**Problem statement**. Retype every line of the records below verbatim, keeping each character, bracket, and number unchanged.

**Data records**.

━━━━

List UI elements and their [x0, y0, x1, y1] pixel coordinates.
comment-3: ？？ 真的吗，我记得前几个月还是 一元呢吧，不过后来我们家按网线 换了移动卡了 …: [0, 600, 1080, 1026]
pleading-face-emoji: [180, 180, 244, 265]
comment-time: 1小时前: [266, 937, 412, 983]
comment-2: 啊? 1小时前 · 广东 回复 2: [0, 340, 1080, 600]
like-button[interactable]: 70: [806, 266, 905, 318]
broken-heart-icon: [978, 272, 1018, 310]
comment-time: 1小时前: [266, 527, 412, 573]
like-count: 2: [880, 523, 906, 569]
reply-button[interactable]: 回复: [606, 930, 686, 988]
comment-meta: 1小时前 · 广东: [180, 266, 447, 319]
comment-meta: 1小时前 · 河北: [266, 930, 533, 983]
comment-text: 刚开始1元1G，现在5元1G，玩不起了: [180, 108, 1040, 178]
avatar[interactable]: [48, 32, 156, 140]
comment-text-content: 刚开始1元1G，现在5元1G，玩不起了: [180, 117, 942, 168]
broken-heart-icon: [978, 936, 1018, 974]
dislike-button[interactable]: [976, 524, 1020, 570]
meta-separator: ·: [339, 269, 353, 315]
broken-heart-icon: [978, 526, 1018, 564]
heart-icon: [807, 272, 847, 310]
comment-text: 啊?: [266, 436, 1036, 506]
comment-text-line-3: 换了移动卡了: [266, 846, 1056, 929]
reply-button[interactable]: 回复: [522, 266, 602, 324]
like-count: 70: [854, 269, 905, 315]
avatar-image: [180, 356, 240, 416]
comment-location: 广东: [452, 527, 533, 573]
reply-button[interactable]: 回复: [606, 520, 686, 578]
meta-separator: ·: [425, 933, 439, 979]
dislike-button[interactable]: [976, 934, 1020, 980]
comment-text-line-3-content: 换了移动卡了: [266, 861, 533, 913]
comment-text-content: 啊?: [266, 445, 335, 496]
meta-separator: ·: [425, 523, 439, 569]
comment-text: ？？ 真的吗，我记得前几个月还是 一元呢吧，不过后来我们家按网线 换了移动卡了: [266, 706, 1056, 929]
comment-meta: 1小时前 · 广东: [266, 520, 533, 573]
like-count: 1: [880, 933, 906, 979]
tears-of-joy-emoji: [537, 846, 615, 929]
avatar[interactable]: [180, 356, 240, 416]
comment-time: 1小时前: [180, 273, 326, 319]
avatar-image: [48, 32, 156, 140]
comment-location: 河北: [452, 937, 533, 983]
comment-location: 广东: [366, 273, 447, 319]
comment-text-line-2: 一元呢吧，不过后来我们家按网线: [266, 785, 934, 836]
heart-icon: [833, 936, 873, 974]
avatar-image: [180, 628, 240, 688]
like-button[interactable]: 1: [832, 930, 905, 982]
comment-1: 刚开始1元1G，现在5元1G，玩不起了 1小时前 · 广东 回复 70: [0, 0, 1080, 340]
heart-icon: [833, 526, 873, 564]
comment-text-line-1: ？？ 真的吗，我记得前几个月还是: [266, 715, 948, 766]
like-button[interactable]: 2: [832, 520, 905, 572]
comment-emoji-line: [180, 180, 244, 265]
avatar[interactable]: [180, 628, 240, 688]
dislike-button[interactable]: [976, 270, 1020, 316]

━━━━

**Answer to the problem**.
List UI elements and their [x0, y0, x1, y1] pixel coordinates.
comment-3: ？？ 真的吗，我记得前几个月还是 一元呢吧，不过后来我们家按网线 换了移动卡了 …: [0, 600, 1080, 1026]
pleading-face-emoji: [180, 180, 244, 265]
comment-time: 1小时前: [266, 937, 412, 983]
comment-2: 啊? 1小时前 · 广东 回复 2: [0, 340, 1080, 600]
like-button[interactable]: 70: [806, 266, 905, 318]
broken-heart-icon: [978, 272, 1018, 310]
comment-time: 1小时前: [266, 527, 412, 573]
like-count: 2: [880, 523, 906, 569]
reply-button[interactable]: 回复: [606, 930, 686, 988]
comment-meta: 1小时前 · 广东: [180, 266, 447, 319]
comment-meta: 1小时前 · 河北: [266, 930, 533, 983]
comment-text: 刚开始1元1G，现在5元1G，玩不起了: [180, 108, 1040, 178]
avatar[interactable]: [48, 32, 156, 140]
comment-text-content: 刚开始1元1G，现在5元1G，玩不起了: [180, 117, 942, 168]
broken-heart-icon: [978, 936, 1018, 974]
dislike-button[interactable]: [976, 524, 1020, 570]
meta-separator: ·: [339, 269, 353, 315]
broken-heart-icon: [978, 526, 1018, 564]
heart-icon: [807, 272, 847, 310]
comment-text: 啊?: [266, 436, 1036, 506]
comment-text-line-3: 换了移动卡了: [266, 846, 1056, 929]
reply-button[interactable]: 回复: [522, 266, 602, 324]
like-count: 70: [854, 269, 905, 315]
avatar-image: [180, 356, 240, 416]
comment-location: 广东: [452, 527, 533, 573]
reply-button[interactable]: 回复: [606, 520, 686, 578]
meta-separator: ·: [425, 933, 439, 979]
dislike-button[interactable]: [976, 934, 1020, 980]
comment-text-line-3-content: 换了移动卡了: [266, 861, 533, 913]
comment-text-content: 啊?: [266, 445, 335, 496]
meta-separator: ·: [425, 523, 439, 569]
comment-text: ？？ 真的吗，我记得前几个月还是 一元呢吧，不过后来我们家按网线 换了移动卡了: [266, 706, 1056, 929]
comment-meta: 1小时前 · 广东: [266, 520, 533, 573]
like-count: 1: [880, 933, 906, 979]
tears-of-joy-emoji: [537, 846, 615, 929]
avatar[interactable]: [180, 356, 240, 416]
comment-time: 1小时前: [180, 273, 326, 319]
avatar-image: [48, 32, 156, 140]
comment-location: 河北: [452, 937, 533, 983]
comment-location: 广东: [366, 273, 447, 319]
comment-text-line-2: 一元呢吧，不过后来我们家按网线: [266, 785, 934, 836]
heart-icon: [833, 936, 873, 974]
avatar-image: [180, 628, 240, 688]
like-button[interactable]: 1: [832, 930, 905, 982]
comment-1: 刚开始1元1G，现在5元1G，玩不起了 1小时前 · 广东 回复 70: [0, 0, 1080, 340]
heart-icon: [833, 526, 873, 564]
comment-text-line-1: ？？ 真的吗，我记得前几个月还是: [266, 715, 948, 766]
like-button[interactable]: 2: [832, 520, 905, 572]
comment-emoji-line: [180, 180, 244, 265]
avatar[interactable]: [180, 628, 240, 688]
dislike-button[interactable]: [976, 270, 1020, 316]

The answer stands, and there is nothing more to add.